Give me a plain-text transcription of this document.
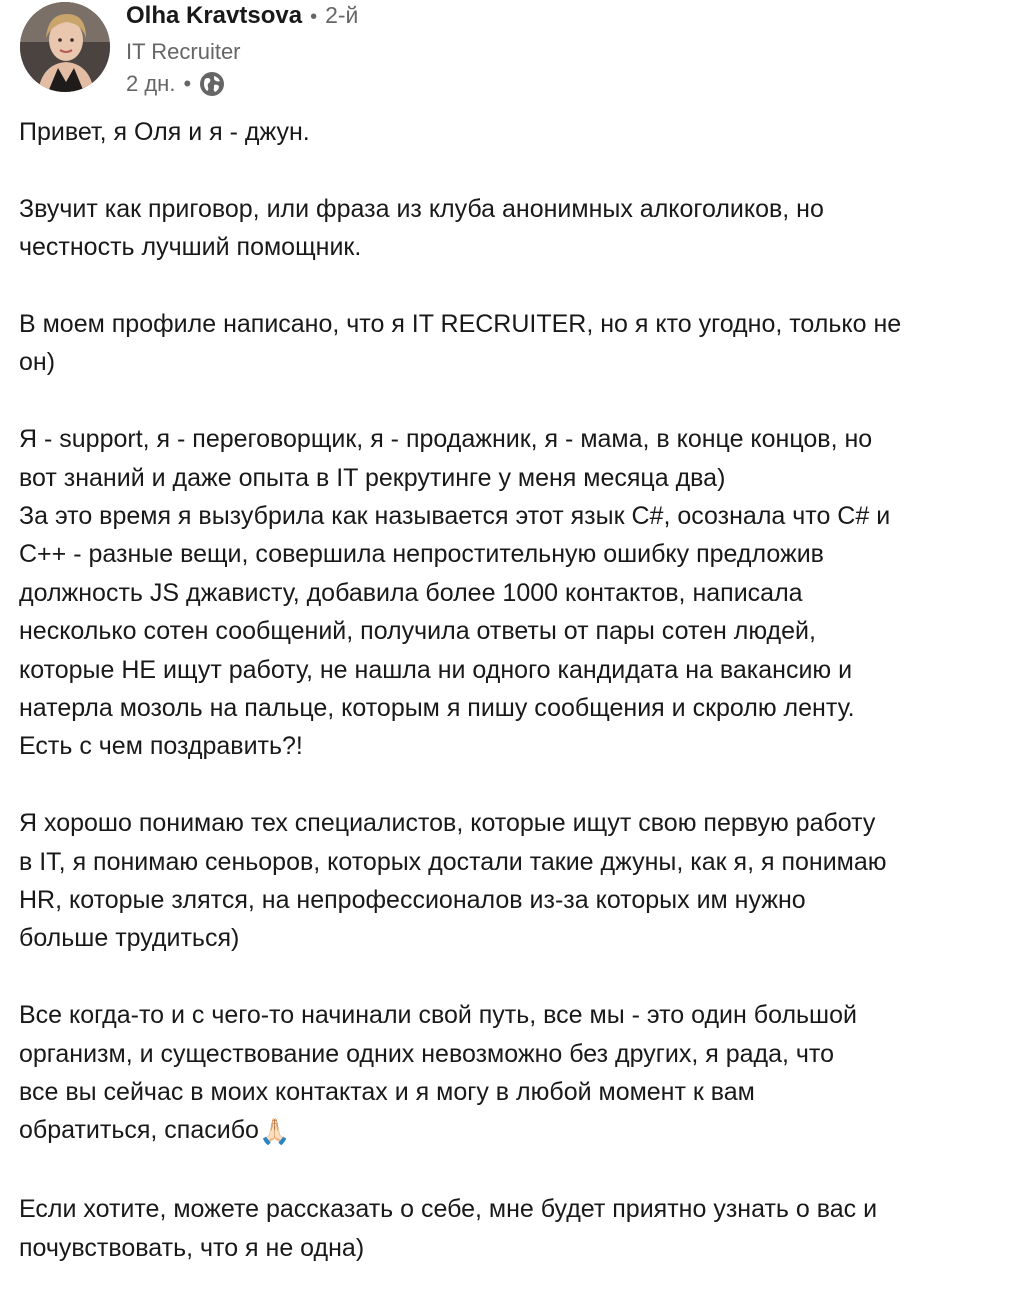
Olha Kravtsova • 2-й
IT Recruiter
2 дн. •

Привет, я Оля и я - джун.

Звучит как приговор, или фраза из клуба анонимных алкоголиков, но
честность лучший помощник.

В моем профиле написано, что я IT RECRUITER, но я кто угодно, только не
он)

Я - support, я - переговорщик, я - продажник, я - мама, в конце концов, но
вот знаний и даже опыта в IT рекрутинге у меня месяца два)

За это время я вызубрила как называется этот язык C#, осознала что C# и
C++ - разные вещи, совершила непростительную ошибку предложив
должность JS джависту, добавила более 1000 контактов, написала
несколько сотен сообщений, получила ответы от пары сотен людей,
которые НЕ ищут работу, не нашла ни одного кандидата на вакансию и
натерла мозоль на пальце, которым я пишу сообщения и скролю ленту.
Есть с чем поздравить?!

Я хорошо понимаю тех специалистов, которые ищут свою первую работу
в IT, я понимаю сеньоров, которых достали такие джуны, как я, я понимаю
HR, которые злятся, на непрофессионалов из-за которых им нужно
больше трудиться)

Все когда-то и с чего-то начинали свой путь, все мы - это один большой
организм, и существование одних невозможно без других, я рада, что
все вы сейчас в моих контактах и я могу в любой момент к вам
обратиться, спасибо🙏🏻

Если хотите, можете рассказать о себе, мне будет приятно узнать о вас и
почувствовать, что я не одна)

■ **WHAT THE TASK REQUIRES**
Within the listing above, find every line containing the string "ищут" and return it.

■ **COMPLETE RESPONSE**
которые НЕ ищут работу, не нашла ни одного кандидата на вакансию и
Я хорошо понимаю тех специалистов, которые ищут свою первую работу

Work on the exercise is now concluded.